Stated task:
Scan the data below and report how many lines include the word "triangle". Nothing else is wanted.

*** Provided material ***

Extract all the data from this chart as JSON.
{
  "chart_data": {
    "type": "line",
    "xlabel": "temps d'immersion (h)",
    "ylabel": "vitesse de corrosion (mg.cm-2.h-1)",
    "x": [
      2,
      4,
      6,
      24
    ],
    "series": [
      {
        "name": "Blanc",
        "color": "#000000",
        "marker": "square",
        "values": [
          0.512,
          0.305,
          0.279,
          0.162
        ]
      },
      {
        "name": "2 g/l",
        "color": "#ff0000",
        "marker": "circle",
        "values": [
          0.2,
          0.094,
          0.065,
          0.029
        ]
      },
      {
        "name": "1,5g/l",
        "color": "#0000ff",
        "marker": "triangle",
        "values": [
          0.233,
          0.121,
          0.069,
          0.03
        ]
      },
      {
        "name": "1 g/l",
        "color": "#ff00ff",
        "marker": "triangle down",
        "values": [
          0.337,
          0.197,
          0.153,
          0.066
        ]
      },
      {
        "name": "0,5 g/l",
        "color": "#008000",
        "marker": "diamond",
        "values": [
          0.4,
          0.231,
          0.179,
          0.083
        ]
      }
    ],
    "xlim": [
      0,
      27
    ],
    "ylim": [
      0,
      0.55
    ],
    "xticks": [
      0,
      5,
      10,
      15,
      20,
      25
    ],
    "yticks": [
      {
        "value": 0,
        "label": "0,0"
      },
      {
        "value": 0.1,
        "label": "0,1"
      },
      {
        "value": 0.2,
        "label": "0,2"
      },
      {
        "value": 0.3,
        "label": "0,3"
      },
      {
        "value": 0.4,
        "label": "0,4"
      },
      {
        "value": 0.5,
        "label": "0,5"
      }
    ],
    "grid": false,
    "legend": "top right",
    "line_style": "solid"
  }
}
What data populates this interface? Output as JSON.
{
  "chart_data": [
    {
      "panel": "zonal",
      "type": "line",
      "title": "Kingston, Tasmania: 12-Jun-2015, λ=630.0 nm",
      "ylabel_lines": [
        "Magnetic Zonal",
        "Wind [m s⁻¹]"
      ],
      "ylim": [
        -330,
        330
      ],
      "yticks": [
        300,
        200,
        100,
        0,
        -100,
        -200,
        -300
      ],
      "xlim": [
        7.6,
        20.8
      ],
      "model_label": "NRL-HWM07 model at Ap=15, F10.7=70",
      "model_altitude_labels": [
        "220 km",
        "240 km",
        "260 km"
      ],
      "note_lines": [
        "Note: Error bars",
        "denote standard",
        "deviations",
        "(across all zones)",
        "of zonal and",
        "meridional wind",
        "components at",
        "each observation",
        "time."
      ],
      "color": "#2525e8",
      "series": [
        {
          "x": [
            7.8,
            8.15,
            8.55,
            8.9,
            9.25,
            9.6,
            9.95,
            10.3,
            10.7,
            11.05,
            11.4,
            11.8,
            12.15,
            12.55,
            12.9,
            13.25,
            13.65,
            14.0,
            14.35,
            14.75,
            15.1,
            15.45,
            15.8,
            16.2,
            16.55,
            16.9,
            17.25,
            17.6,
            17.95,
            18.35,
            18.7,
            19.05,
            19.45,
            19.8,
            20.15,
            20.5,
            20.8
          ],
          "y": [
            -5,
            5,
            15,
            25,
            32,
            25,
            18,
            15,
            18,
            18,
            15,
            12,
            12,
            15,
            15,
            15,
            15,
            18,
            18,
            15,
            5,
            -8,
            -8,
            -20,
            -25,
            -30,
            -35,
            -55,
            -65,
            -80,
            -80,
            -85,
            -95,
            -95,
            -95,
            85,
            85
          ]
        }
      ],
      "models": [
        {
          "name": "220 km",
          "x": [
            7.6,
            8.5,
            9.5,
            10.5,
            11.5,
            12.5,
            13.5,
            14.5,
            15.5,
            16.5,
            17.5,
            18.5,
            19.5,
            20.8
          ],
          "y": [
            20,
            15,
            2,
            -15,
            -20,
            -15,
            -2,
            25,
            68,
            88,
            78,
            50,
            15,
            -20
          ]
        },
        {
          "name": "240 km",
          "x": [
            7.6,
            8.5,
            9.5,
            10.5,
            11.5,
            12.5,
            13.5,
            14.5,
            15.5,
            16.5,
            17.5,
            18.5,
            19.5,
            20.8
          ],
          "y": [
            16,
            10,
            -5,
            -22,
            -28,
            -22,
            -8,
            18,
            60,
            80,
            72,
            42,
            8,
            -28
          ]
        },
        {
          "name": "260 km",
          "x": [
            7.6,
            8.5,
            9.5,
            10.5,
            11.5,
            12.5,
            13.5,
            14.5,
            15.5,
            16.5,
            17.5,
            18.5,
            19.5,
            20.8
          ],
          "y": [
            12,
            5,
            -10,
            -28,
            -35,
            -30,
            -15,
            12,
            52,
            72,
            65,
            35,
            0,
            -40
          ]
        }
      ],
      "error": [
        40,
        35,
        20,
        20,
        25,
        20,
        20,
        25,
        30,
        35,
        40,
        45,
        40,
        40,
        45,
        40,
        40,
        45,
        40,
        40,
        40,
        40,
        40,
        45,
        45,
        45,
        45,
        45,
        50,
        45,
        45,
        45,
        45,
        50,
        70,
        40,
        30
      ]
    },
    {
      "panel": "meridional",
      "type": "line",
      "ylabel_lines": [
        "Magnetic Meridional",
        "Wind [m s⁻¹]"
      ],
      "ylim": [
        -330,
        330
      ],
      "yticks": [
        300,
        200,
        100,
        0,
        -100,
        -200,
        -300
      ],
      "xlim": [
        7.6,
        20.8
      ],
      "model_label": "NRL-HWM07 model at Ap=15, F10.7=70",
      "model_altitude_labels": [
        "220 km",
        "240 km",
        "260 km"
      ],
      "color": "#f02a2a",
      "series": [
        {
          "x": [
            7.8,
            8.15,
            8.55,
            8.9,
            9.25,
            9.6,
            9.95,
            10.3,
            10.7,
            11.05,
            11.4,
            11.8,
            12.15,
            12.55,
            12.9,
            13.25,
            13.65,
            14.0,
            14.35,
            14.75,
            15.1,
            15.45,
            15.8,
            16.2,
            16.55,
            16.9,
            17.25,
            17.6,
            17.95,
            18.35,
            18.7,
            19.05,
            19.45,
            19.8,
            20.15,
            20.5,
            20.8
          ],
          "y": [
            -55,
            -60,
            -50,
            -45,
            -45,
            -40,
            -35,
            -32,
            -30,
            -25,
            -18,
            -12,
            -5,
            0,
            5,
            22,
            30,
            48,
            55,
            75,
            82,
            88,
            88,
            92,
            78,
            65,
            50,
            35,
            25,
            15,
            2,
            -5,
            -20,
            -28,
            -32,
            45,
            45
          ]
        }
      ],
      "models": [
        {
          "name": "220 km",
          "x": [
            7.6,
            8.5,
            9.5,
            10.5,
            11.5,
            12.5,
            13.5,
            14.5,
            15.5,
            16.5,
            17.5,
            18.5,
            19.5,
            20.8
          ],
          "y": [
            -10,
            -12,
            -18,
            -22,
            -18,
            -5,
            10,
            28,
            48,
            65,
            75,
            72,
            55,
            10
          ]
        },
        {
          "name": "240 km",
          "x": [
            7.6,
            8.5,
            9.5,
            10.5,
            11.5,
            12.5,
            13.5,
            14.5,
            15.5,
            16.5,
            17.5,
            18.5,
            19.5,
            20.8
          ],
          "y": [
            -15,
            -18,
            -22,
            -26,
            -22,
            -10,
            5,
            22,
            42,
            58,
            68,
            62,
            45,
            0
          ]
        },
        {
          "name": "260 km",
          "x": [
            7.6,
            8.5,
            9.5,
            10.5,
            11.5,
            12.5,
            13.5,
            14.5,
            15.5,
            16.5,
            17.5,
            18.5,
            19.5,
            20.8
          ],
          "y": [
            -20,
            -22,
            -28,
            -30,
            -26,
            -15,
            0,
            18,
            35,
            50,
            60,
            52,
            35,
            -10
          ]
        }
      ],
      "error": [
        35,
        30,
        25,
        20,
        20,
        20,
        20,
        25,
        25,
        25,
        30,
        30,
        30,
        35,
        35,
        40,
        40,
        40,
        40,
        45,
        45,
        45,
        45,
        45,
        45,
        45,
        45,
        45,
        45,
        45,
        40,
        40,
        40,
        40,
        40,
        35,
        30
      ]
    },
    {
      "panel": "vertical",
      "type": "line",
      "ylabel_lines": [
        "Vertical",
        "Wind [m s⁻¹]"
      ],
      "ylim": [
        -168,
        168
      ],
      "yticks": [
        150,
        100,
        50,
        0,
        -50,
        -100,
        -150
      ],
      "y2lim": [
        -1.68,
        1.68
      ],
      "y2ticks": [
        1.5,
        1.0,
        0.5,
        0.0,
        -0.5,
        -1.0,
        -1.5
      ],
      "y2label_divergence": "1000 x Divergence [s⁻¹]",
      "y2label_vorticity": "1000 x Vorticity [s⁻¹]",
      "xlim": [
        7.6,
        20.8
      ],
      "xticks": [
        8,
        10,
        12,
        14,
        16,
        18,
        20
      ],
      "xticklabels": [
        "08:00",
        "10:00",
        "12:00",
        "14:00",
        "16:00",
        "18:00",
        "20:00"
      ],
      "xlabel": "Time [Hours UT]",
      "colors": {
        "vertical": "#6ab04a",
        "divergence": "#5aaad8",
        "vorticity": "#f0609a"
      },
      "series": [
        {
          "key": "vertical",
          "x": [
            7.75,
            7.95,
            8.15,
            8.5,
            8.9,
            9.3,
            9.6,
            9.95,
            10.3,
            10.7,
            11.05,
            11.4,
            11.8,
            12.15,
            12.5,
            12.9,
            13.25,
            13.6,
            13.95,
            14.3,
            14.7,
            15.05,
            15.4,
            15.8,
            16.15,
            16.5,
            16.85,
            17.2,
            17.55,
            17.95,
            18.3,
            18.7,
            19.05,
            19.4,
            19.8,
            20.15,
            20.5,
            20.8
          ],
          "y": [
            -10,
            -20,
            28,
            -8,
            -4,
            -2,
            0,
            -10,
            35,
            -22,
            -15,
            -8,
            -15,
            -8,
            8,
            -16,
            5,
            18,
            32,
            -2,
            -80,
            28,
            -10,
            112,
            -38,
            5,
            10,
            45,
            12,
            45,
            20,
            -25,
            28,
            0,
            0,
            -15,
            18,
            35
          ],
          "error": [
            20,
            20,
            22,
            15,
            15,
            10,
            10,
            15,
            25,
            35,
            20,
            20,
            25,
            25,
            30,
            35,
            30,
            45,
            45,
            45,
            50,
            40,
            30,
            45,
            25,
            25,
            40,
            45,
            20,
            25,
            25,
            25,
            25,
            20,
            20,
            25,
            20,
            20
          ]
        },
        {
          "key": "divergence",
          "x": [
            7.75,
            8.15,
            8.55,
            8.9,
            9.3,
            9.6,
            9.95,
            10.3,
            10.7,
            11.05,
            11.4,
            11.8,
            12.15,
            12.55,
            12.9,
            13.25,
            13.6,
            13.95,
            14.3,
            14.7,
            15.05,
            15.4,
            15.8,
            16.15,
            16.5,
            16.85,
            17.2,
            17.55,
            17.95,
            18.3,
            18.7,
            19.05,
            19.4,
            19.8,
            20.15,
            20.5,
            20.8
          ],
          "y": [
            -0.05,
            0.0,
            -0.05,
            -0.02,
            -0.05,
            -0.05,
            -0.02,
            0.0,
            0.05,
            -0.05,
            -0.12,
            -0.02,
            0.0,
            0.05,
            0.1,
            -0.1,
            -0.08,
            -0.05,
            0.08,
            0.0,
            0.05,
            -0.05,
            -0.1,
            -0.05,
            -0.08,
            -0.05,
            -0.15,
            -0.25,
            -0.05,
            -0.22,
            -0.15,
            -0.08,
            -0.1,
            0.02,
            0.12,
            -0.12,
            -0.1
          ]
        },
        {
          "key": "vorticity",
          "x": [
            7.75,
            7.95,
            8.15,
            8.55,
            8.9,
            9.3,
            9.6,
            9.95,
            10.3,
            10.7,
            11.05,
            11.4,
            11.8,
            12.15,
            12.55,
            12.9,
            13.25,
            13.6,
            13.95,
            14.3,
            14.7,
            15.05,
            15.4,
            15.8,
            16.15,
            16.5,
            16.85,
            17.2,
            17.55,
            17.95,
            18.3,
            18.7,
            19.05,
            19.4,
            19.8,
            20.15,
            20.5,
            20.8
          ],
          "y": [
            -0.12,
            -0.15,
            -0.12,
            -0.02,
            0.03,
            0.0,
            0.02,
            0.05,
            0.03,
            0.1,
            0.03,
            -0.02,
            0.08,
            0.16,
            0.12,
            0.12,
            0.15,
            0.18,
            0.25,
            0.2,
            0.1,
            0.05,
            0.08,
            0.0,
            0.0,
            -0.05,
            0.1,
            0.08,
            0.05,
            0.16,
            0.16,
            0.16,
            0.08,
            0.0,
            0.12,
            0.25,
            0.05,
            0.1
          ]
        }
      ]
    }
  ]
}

***

Answer to this exercise:
2